____ Extracted information

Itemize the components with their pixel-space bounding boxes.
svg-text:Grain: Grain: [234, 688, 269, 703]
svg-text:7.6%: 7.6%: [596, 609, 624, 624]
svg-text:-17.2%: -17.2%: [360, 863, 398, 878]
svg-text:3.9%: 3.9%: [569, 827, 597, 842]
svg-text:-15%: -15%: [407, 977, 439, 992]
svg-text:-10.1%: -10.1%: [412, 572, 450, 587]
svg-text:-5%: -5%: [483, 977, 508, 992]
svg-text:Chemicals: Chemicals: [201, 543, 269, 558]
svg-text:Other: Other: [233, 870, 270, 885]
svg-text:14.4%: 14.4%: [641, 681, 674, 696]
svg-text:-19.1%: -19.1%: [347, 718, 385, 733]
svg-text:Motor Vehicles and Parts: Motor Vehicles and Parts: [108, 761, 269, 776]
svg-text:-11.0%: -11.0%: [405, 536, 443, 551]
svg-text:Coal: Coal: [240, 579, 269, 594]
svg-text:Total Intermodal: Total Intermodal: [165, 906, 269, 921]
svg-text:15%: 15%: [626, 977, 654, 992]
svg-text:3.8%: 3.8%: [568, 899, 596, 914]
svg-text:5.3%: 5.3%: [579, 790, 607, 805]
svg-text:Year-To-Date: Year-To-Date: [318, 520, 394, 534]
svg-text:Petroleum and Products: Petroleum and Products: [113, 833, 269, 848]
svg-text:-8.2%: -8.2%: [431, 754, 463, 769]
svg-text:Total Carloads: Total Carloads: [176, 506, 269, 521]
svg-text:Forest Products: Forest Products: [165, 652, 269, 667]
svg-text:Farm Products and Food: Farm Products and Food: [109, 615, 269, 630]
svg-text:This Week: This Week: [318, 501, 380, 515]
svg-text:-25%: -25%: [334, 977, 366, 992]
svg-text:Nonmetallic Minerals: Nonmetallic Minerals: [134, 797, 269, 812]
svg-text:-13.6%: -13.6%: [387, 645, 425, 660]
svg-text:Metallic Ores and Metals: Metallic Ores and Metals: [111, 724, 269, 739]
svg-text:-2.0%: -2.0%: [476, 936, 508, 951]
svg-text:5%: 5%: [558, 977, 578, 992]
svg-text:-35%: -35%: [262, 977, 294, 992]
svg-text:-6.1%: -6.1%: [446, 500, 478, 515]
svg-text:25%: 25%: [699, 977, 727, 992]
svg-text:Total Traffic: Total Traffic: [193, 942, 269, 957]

________

Rewrite every line of the records with "Products" swapped for "Goods" wherever it occurs, leaving everything else unchanged.

- [Reply]:
Itemize the components with their pixel-space bounding boxes.
svg-text:Grain: Grain: [234, 688, 269, 703]
svg-text:7.6%: 7.6%: [596, 609, 624, 624]
svg-text:-17.2%: -17.2%: [360, 863, 398, 878]
svg-text:3.9%: 3.9%: [569, 827, 597, 842]
svg-text:-15%: -15%: [407, 977, 439, 992]
svg-text:-10.1%: -10.1%: [412, 572, 450, 587]
svg-text:-5%: -5%: [483, 977, 508, 992]
svg-text:Chemicals: Chemicals: [201, 543, 269, 558]
svg-text:Other: Other: [233, 870, 270, 885]
svg-text:14.4%: 14.4%: [641, 681, 674, 696]
svg-text:-19.1%: -19.1%: [347, 718, 385, 733]
svg-text:Motor Vehicles and Parts: Motor Vehicles and Parts: [108, 761, 269, 776]
svg-text:-11.0%: -11.0%: [405, 536, 443, 551]
svg-text:Coal: Coal: [240, 579, 269, 594]
svg-text:Total Intermodal: Total Intermodal: [165, 906, 269, 921]
svg-text:15%: 15%: [626, 977, 654, 992]
svg-text:3.8%: 3.8%: [568, 899, 596, 914]
svg-text:5.3%: 5.3%: [579, 790, 607, 805]
svg-text:Year-To-Date: Year-To-Date: [318, 520, 394, 534]
svg-text:Petroleum and Goods: Petroleum and Goods: [113, 833, 269, 848]
svg-text:-8.2%: -8.2%: [431, 754, 463, 769]
svg-text:Total Carloads: Total Carloads: [176, 506, 269, 521]
svg-text:Forest Goods: Forest Goods: [165, 652, 269, 667]
svg-text:Farm Goods and Food: Farm Goods and Food: [109, 615, 269, 630]
svg-text:This Week: This Week: [318, 501, 380, 515]
svg-text:-25%: -25%: [334, 977, 366, 992]
svg-text:Nonmetallic Minerals: Nonmetallic Minerals: [134, 797, 269, 812]
svg-text:-13.6%: -13.6%: [387, 645, 425, 660]
svg-text:Metallic Ores and Metals: Metallic Ores and Metals: [111, 724, 269, 739]
svg-text:-2.0%: -2.0%: [476, 936, 508, 951]
svg-text:5%: 5%: [558, 977, 578, 992]
svg-text:-35%: -35%: [262, 977, 294, 992]
svg-text:-6.1%: -6.1%: [446, 500, 478, 515]
svg-text:25%: 25%: [699, 977, 727, 992]
svg-text:Total Traffic: Total Traffic: [193, 942, 269, 957]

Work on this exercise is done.